> [Trecho fornecido]
--------------------------------------------------

Andrea Bocelli se apresentou no Allianz Parque, em São Paulo - Mariana Pekin/UOL
Andrea Bocelli se apresentou no Allianz Parque, em São Paulo Imagem: Mariana Pekin/UOL

Leonardo Rodrigues

Do UOL, em São Paulo

29/09/2018 23h17

Não há crise, eleição, protesto, trânsito ou mau humor crônico que diminua o interesse do paulistano por Andrea Bocelli. Mesmo com ingressos chegando a R$ 1.800, cerca de 45 mil pessoas lotaram o Allianz Parque, neste sábado (29), na primeira de duas apresentações do tenor em São Paulo, todos com um aperto no coração e uma ideia na cabeça: ver de perto (ou quase) um dos tenores mais populares da história, um "queridão" do público brasileiro.

Carismático, Bocelli entregou um recital grandioso e competente, e mais do que isso: enterrou a memória do deslize de dois anos atrás, no mesmo estádio, durante a participação da cantora Paula Fernandes. Na ocasião, por um erro de comunicação, um trecho de "Vivo per Lei" deixou de ser cantado. Coincidência ou não, o hit não integra mais o repertório.

A apresentação iniciou pontualmente às 21h, abrindo com orquestra e trecho de "O Guarani", ópera do brasileiro Carlos Gomes. Mais "formal" o primeiro ato trouxe composições de Verdi, Puccini e Ponchielli. Foi a vez de clássicos como "La Donna È Mobile" e da soprano Larisa  Martinez brilhar, especialmente em "O Soave  Fanciulla".

Maria Rita cantou ao lado de Andrea Bocelli - Francisco Cepeda/Agnews - Francisco Cepeda/Agnews
Maria Rita cantou ao lado de Andrea Bocelli
Imagem: Francisco Cepeda/Agnews

Repetindo os shows da turnê no país, o tenor encerrou a primeira parte e, 15 minutos depois, deu início a uma grande homenagem ao Brasil e à nossa música. Primeiro, com um medley bossa nova conduzido pelo maestro Eugene Kohn e a Orquestra Juvenil Heliópolis, projeto social que conta com 60 jovens músicos da periferia e tem o apoio de Bocelli.

Em seguida, a cantora Maria Rita subiu ao palco para cantar "Me Deixas Louca", famosa com Elis Regina, e "Tristeza", em dueto em português com o Andrea Bocelli. Ela ainda voltaria ao palco para outras músicas, incluindo o hit "The Prayer". Terminou ovacionada. Tímido, Bocelli limitou sua interação com o público a alguns sorrisos e parcas palavras. "Esta é dedicada a todas as mães mais velhas", disse antes de "Mamma", em italiano e inglês.

--------------------------------------------------

> [Registros listados]
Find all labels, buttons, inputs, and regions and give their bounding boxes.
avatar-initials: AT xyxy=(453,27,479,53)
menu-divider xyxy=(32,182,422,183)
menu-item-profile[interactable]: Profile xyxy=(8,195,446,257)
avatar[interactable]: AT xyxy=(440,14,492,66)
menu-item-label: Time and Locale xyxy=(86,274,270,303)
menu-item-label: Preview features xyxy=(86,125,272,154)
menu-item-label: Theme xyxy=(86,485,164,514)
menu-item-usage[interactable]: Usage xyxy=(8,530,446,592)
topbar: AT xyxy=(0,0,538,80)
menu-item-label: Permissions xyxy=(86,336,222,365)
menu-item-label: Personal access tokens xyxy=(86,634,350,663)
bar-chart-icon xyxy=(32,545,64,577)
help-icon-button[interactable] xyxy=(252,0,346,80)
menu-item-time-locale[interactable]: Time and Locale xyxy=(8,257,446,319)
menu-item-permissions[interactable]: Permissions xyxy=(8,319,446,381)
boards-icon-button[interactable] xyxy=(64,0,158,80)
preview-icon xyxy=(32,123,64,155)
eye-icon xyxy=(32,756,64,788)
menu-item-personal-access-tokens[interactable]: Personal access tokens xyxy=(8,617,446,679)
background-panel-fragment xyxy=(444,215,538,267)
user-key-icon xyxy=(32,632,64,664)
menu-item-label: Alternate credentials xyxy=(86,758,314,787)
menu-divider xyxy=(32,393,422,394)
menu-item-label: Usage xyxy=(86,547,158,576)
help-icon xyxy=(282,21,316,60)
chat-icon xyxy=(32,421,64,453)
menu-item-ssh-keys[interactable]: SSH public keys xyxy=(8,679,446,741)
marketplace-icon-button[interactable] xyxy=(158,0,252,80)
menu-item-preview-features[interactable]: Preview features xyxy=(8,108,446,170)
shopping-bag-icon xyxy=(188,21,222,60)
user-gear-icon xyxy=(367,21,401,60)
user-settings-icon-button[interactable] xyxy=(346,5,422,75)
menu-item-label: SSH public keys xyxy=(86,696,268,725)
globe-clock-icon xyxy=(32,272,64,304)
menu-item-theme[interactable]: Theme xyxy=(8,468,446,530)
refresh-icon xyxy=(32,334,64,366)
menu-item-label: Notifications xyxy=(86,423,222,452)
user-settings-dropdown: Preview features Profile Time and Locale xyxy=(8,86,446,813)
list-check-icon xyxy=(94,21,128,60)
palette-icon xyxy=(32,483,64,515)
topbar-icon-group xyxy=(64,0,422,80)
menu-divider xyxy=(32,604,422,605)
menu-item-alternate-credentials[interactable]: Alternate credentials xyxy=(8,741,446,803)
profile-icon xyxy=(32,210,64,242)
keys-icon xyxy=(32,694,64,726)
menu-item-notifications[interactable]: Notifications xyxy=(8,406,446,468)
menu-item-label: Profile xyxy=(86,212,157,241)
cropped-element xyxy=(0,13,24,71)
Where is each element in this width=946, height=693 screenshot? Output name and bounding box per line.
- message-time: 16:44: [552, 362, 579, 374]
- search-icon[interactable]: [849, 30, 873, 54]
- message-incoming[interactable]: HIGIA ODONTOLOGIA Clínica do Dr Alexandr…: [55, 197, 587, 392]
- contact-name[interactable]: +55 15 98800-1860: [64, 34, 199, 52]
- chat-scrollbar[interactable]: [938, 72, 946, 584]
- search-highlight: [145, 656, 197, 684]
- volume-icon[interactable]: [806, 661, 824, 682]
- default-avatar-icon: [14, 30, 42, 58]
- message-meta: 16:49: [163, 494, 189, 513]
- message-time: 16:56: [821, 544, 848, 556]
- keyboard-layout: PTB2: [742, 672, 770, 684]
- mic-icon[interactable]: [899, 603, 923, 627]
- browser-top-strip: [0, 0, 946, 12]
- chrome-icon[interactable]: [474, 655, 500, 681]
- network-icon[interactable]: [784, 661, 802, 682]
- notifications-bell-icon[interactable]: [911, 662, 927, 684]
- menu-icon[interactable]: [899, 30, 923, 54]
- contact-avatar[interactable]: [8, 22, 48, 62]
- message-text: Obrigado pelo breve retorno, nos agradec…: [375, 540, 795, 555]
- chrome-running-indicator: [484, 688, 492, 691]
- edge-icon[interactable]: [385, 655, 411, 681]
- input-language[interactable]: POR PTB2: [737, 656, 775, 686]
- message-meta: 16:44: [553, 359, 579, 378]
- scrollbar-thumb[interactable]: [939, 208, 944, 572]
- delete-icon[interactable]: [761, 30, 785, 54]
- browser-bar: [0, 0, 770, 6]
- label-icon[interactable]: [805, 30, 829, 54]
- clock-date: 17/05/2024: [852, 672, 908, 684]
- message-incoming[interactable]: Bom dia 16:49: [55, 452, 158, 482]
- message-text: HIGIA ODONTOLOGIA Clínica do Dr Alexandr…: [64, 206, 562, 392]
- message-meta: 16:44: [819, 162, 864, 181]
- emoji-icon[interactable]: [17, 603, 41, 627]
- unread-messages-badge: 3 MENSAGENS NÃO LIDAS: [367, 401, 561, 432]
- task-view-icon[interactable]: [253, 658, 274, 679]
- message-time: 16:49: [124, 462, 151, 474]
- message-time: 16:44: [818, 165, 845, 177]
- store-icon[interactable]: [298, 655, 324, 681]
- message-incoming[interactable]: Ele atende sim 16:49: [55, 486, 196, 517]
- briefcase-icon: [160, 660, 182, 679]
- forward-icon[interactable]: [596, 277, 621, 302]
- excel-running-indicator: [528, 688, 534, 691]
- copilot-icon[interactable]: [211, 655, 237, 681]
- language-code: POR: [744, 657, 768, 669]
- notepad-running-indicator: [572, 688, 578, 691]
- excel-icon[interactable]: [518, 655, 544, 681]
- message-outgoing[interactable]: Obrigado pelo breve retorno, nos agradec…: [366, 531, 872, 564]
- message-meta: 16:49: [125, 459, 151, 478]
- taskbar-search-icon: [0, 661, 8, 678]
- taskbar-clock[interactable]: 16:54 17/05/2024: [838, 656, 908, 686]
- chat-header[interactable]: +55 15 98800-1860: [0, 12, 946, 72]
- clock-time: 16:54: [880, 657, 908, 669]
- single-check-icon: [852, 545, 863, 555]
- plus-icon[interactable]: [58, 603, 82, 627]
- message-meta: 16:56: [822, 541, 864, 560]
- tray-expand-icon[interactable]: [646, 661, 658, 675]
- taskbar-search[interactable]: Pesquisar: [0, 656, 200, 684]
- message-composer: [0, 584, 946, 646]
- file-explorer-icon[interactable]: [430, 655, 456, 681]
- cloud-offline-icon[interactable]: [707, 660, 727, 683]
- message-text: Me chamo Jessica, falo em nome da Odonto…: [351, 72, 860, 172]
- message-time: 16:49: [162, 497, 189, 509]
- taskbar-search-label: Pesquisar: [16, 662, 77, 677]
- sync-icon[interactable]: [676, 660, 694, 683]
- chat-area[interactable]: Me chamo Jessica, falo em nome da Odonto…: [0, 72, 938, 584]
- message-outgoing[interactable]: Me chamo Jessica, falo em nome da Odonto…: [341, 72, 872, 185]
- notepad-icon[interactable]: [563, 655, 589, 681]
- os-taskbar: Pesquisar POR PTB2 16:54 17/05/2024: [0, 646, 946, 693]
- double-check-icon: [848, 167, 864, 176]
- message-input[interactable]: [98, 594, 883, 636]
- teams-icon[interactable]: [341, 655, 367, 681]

--------------------------------------------------

> [Complete o seguinte]
a: Cite, do trecho sobre o show de Andrea Bocelli, as palavras de "Leonardo Rodrigues" a "mais o repertório.".
b: Escreva a continuação do trecho sobre o show de Andrea Bocelli a partir de onde ele termina.
Os registros não têm relação com o trecho sobre o show de Andrea Bocelli.

> [Respostas por item]
a:
Leonardo Rodrigues

Do UOL, em São Paulo

29/09/2018 23h17

Não há crise, eleição, protesto, trânsito ou mau humor crônico que diminua o interesse do paulistano por Andrea Bocelli. Mesmo com ingressos chegando a R$ 1.800, cerca de 45 mil pessoas lotaram o Allianz Parque, neste sábado (29), na primeira de duas apresentações do tenor em São Paulo, todos com um aperto no coração e uma ideia na cabeça: ver de perto (ou quase) um dos tenores mais populares da história, um "queridão" do público brasileiro.

Carismático, Bocelli entregou um recital grandioso e competente, e mais do que isso: enterrou a memória do deslize de dois anos atrás, no mesmo estádio, durante a participação da cantora Paula Fernandes. Na ocasião, por um erro de comunicação, um trecho de "Vivo per Lei" deixou de ser cantado. Coincidência ou não, o hit não integra mais o repertório.

b:
Mais destaques: a participação do duo de violonistas clássicos Magdalena Kaltcheva e Carlo Corrieri, que trouxe ecos flamencos e o coro de "Parabéns a Você" puxado pela plateia, surpreendendo o tenor, que completou 60 anos no Brasil. A overdose de Itália em "Funiculì, Funiculà", acompanhada por raras palmas percussivas e "Granada", famosa com Mario Lanza, também emocionaram.

Com maioria na faixa dos 50 e 60 anos, o público acompanhou tudo isso em quase total silêncio, como se estivesse transportado para a maior sala de ópera a céu aberto do país. E por uma noite ele foi. Tanto que o recorrente chiado vindo dos alto-falantes passou despercebidos em algumas músicas. Para o brasileiro, que aplaudiu "Con te Partiró" e ?Nessun Dorma? de pé, Bocelli é rei --e não só Roma.

Mas por que ele faz tanto sucesso por aqui?

"Eu sou uma pessoa mais 'madura', e pessoas dessa minha geração gostam de música ligada ao rock, mas também à melodia, à ideia do romantismo. O Bocelli é um artista que sabe ser erudito sem aquele arranjo grandioso, aquela pompa. E isso acaba atraindo muita jovem também", opina o administrador de empresas João Pagliuca, 64.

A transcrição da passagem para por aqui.